MATERIALE:
◇ ◇ ◇

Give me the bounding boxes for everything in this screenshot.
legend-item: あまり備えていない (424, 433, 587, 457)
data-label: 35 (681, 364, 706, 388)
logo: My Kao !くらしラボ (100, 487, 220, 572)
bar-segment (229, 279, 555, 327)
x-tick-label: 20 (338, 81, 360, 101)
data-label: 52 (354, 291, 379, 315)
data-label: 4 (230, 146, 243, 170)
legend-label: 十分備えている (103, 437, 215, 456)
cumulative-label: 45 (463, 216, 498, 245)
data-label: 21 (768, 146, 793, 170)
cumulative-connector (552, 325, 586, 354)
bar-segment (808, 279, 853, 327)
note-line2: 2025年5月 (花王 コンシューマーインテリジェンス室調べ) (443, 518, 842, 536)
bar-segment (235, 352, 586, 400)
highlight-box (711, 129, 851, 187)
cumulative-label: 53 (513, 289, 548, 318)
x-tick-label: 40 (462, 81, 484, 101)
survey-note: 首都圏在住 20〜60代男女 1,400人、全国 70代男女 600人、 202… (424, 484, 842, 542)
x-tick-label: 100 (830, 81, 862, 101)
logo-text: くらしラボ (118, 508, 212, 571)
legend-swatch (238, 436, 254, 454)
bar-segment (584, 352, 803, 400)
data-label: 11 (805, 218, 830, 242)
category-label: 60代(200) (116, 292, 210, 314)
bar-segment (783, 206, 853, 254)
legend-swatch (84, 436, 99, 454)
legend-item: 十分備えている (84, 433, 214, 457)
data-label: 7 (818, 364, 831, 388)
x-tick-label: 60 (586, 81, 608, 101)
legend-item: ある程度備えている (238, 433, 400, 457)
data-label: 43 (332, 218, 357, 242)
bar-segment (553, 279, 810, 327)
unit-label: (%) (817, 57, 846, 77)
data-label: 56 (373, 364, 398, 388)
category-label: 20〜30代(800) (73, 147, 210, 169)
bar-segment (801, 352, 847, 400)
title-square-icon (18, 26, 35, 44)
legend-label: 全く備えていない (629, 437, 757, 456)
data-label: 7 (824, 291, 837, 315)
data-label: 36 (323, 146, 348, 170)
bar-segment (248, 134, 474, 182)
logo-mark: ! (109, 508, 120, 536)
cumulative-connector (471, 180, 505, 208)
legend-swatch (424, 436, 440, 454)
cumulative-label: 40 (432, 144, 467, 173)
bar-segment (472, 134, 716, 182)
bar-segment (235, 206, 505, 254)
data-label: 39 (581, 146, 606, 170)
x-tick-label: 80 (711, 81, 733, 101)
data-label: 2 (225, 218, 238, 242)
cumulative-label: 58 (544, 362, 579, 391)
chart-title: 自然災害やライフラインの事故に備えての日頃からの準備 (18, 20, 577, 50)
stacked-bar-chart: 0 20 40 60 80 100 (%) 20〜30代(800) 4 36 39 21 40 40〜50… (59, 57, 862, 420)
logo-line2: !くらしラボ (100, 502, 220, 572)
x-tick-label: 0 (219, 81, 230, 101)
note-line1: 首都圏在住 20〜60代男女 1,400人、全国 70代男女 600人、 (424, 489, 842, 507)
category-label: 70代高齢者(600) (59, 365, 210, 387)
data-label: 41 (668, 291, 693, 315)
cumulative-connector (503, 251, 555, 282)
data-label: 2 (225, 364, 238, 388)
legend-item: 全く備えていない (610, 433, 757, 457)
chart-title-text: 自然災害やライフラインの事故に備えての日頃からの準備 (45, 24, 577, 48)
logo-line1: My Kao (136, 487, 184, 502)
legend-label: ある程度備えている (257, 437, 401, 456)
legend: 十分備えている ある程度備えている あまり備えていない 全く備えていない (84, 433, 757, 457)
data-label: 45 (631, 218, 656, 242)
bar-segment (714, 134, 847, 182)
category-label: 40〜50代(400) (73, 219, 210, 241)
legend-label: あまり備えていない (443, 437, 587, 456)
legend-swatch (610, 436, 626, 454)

◇ ◇ ◇

COSA FARE: Ricopia tutte le righe del materiale qui sopra, dalla prima all'ultima, senza cambiare nulla.

SOLUZIONE SVOLTA:
Give me the bounding boxes for everything in this screenshot.
legend-item: あまり備えていない (424, 433, 587, 457)
data-label: 35 (681, 364, 706, 388)
logo: My Kao !くらしラボ (100, 487, 220, 572)
bar-segment (229, 279, 555, 327)
x-tick-label: 20 (338, 81, 360, 101)
data-label: 52 (354, 291, 379, 315)
data-label: 4 (230, 146, 243, 170)
legend-label: 十分備えている (103, 437, 215, 456)
cumulative-label: 45 (463, 216, 498, 245)
data-label: 21 (768, 146, 793, 170)
cumulative-connector (552, 325, 586, 354)
bar-segment (808, 279, 853, 327)
note-line2: 2025年5月 (花王 コンシューマーインテリジェンス室調べ) (443, 518, 842, 536)
bar-segment (235, 352, 586, 400)
highlight-box (711, 129, 851, 187)
cumulative-label: 53 (513, 289, 548, 318)
x-tick-label: 40 (462, 81, 484, 101)
survey-note: 首都圏在住 20〜60代男女 1,400人、全国 70代男女 600人、 202… (424, 484, 842, 542)
x-tick-label: 100 (830, 81, 862, 101)
logo-text: くらしラボ (118, 508, 212, 571)
legend-swatch (238, 436, 254, 454)
bar-segment (584, 352, 803, 400)
data-label: 11 (805, 218, 830, 242)
category-label: 60代(200) (116, 292, 210, 314)
bar-segment (783, 206, 853, 254)
legend-swatch (84, 436, 99, 454)
legend-item: 十分備えている (84, 433, 214, 457)
data-label: 7 (818, 364, 831, 388)
x-tick-label: 60 (586, 81, 608, 101)
legend-item: ある程度備えている (238, 433, 400, 457)
data-label: 43 (332, 218, 357, 242)
bar-segment (553, 279, 810, 327)
unit-label: (%) (817, 57, 846, 77)
data-label: 56 (373, 364, 398, 388)
category-label: 20〜30代(800) (73, 147, 210, 169)
bar-segment (801, 352, 847, 400)
title-square-icon (18, 26, 35, 44)
legend-label: 全く備えていない (629, 437, 757, 456)
data-label: 7 (824, 291, 837, 315)
data-label: 36 (323, 146, 348, 170)
bar-segment (248, 134, 474, 182)
logo-mark: ! (109, 508, 120, 536)
cumulative-connector (471, 180, 505, 208)
legend-swatch (424, 436, 440, 454)
cumulative-label: 40 (432, 144, 467, 173)
bar-segment (472, 134, 716, 182)
bar-segment (235, 206, 505, 254)
data-label: 39 (581, 146, 606, 170)
x-tick-label: 80 (711, 81, 733, 101)
data-label: 2 (225, 218, 238, 242)
cumulative-label: 58 (544, 362, 579, 391)
chart-title: 自然災害やライフラインの事故に備えての日頃からの準備 (18, 20, 577, 50)
stacked-bar-chart: 0 20 40 60 80 100 (%) 20〜30代(800) 4 36 39 21 40 40〜50… (59, 57, 862, 420)
logo-line2: !くらしラボ (100, 502, 220, 572)
x-tick-label: 0 (219, 81, 230, 101)
note-line1: 首都圏在住 20〜60代男女 1,400人、全国 70代男女 600人、 (424, 489, 842, 507)
category-label: 70代高齢者(600) (59, 365, 210, 387)
data-label: 41 (668, 291, 693, 315)
cumulative-connector (503, 251, 555, 282)
data-label: 2 (225, 364, 238, 388)
legend-item: 全く備えていない (610, 433, 757, 457)
chart-title-text: 自然災害やライフラインの事故に備えての日頃からの準備 (45, 24, 577, 48)
logo-line1: My Kao (136, 487, 184, 502)
legend-label: ある程度備えている (257, 437, 401, 456)
legend: 十分備えている ある程度備えている あまり備えていない 全く備えていない (84, 433, 757, 457)
data-label: 45 (631, 218, 656, 242)
bar-segment (714, 134, 847, 182)
category-label: 40〜50代(400) (73, 219, 210, 241)
legend-label: あまり備えていない (443, 437, 587, 456)
legend-swatch (610, 436, 626, 454)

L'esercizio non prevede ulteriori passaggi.